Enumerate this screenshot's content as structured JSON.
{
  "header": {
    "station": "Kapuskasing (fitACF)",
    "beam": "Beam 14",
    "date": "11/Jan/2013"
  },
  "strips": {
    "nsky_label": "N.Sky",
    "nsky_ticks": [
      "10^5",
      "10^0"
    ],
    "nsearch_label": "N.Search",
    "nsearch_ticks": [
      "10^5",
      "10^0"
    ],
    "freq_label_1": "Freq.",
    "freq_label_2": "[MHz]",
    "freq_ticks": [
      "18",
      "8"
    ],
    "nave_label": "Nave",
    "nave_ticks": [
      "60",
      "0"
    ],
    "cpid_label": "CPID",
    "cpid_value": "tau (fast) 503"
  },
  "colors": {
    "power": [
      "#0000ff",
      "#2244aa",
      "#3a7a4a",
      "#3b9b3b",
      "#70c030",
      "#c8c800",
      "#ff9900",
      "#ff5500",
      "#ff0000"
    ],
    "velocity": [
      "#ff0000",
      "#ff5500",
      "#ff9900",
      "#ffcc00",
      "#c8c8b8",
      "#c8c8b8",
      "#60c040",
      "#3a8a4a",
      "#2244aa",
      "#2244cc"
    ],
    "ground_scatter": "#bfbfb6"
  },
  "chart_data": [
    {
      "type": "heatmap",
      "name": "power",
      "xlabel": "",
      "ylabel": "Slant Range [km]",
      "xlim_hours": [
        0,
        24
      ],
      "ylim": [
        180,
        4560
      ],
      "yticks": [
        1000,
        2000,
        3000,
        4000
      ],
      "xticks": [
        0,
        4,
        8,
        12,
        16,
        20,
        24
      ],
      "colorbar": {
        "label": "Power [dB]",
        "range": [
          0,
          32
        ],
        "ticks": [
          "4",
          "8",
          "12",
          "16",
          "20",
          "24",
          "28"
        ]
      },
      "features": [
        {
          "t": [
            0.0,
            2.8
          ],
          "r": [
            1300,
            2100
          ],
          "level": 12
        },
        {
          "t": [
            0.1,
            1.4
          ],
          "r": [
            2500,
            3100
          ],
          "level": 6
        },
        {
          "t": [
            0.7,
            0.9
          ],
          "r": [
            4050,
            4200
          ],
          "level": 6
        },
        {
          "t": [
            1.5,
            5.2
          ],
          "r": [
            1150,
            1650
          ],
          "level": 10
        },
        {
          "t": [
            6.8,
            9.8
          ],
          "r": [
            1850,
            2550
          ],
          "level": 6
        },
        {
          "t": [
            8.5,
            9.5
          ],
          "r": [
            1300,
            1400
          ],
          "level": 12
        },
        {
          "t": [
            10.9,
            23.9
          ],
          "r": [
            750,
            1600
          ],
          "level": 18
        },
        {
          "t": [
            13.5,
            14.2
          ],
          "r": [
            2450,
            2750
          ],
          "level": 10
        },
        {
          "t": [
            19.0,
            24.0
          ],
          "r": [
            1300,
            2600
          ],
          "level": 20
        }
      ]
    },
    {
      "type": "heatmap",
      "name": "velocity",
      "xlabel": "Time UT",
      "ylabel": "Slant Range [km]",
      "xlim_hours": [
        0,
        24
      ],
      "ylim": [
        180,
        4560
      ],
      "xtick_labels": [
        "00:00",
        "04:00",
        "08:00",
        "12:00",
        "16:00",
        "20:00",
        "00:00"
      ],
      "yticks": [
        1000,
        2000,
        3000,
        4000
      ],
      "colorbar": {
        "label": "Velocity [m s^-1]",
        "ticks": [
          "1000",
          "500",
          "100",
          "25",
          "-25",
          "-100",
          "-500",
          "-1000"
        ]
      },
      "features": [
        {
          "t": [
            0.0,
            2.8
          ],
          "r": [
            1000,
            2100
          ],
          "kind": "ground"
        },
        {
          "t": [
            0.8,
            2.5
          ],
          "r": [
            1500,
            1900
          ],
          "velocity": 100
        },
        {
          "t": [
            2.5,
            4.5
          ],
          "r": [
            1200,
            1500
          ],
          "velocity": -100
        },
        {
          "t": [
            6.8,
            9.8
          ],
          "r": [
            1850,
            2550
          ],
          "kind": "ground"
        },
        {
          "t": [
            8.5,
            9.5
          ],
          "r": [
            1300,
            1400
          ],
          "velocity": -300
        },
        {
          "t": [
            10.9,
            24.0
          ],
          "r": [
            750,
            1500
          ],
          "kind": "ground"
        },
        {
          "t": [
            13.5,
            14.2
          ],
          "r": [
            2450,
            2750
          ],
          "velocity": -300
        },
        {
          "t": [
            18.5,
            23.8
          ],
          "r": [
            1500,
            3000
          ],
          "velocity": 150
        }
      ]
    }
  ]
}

::::::::

- [DIRECTIONS]
Extract every line above exactly as it stands.

- [RESULT]
Enumerate this screenshot's content as structured JSON.
{
  "header": {
    "station": "Kapuskasing (fitACF)",
    "beam": "Beam 14",
    "date": "11/Jan/2013"
  },
  "strips": {
    "nsky_label": "N.Sky",
    "nsky_ticks": [
      "10^5",
      "10^0"
    ],
    "nsearch_label": "N.Search",
    "nsearch_ticks": [
      "10^5",
      "10^0"
    ],
    "freq_label_1": "Freq.",
    "freq_label_2": "[MHz]",
    "freq_ticks": [
      "18",
      "8"
    ],
    "nave_label": "Nave",
    "nave_ticks": [
      "60",
      "0"
    ],
    "cpid_label": "CPID",
    "cpid_value": "tau (fast) 503"
  },
  "colors": {
    "power": [
      "#0000ff",
      "#2244aa",
      "#3a7a4a",
      "#3b9b3b",
      "#70c030",
      "#c8c800",
      "#ff9900",
      "#ff5500",
      "#ff0000"
    ],
    "velocity": [
      "#ff0000",
      "#ff5500",
      "#ff9900",
      "#ffcc00",
      "#c8c8b8",
      "#c8c8b8",
      "#60c040",
      "#3a8a4a",
      "#2244aa",
      "#2244cc"
    ],
    "ground_scatter": "#bfbfb6"
  },
  "chart_data": [
    {
      "type": "heatmap",
      "name": "power",
      "xlabel": "",
      "ylabel": "Slant Range [km]",
      "xlim_hours": [
        0,
        24
      ],
      "ylim": [
        180,
        4560
      ],
      "yticks": [
        1000,
        2000,
        3000,
        4000
      ],
      "xticks": [
        0,
        4,
        8,
        12,
        16,
        20,
        24
      ],
      "colorbar": {
        "label": "Power [dB]",
        "range": [
          0,
          32
        ],
        "ticks": [
          "4",
          "8",
          "12",
          "16",
          "20",
          "24",
          "28"
        ]
      },
      "features": [
        {
          "t": [
            0.0,
            2.8
          ],
          "r": [
            1300,
            2100
          ],
          "level": 12
        },
        {
          "t": [
            0.1,
            1.4
          ],
          "r": [
            2500,
            3100
          ],
          "level": 6
        },
        {
          "t": [
            0.7,
            0.9
          ],
          "r": [
            4050,
            4200
          ],
          "level": 6
        },
        {
          "t": [
            1.5,
            5.2
          ],
          "r": [
            1150,
            1650
          ],
          "level": 10
        },
        {
          "t": [
            6.8,
            9.8
          ],
          "r": [
            1850,
            2550
          ],
          "level": 6
        },
        {
          "t": [
            8.5,
            9.5
          ],
          "r": [
            1300,
            1400
          ],
          "level": 12
        },
        {
          "t": [
            10.9,
            23.9
          ],
          "r": [
            750,
            1600
          ],
          "level": 18
        },
        {
          "t": [
            13.5,
            14.2
          ],
          "r": [
            2450,
            2750
          ],
          "level": 10
        },
        {
          "t": [
            19.0,
            24.0
          ],
          "r": [
            1300,
            2600
          ],
          "level": 20
        }
      ]
    },
    {
      "type": "heatmap",
      "name": "velocity",
      "xlabel": "Time UT",
      "ylabel": "Slant Range [km]",
      "xlim_hours": [
        0,
        24
      ],
      "ylim": [
        180,
        4560
      ],
      "xtick_labels": [
        "00:00",
        "04:00",
        "08:00",
        "12:00",
        "16:00",
        "20:00",
        "00:00"
      ],
      "yticks": [
        1000,
        2000,
        3000,
        4000
      ],
      "colorbar": {
        "label": "Velocity [m s^-1]",
        "ticks": [
          "1000",
          "500",
          "100",
          "25",
          "-25",
          "-100",
          "-500",
          "-1000"
        ]
      },
      "features": [
        {
          "t": [
            0.0,
            2.8
          ],
          "r": [
            1000,
            2100
          ],
          "kind": "ground"
        },
        {
          "t": [
            0.8,
            2.5
          ],
          "r": [
            1500,
            1900
          ],
          "velocity": 100
        },
        {
          "t": [
            2.5,
            4.5
          ],
          "r": [
            1200,
            1500
          ],
          "velocity": -100
        },
        {
          "t": [
            6.8,
            9.8
          ],
          "r": [
            1850,
            2550
          ],
          "kind": "ground"
        },
        {
          "t": [
            8.5,
            9.5
          ],
          "r": [
            1300,
            1400
          ],
          "velocity": -300
        },
        {
          "t": [
            10.9,
            24.0
          ],
          "r": [
            750,
            1500
          ],
          "kind": "ground"
        },
        {
          "t": [
            13.5,
            14.2
          ],
          "r": [
            2450,
            2750
          ],
          "velocity": -300
        },
        {
          "t": [
            18.5,
            23.8
          ],
          "r": [
            1500,
            3000
          ],
          "velocity": 150
        }
      ]
    }
  ]
}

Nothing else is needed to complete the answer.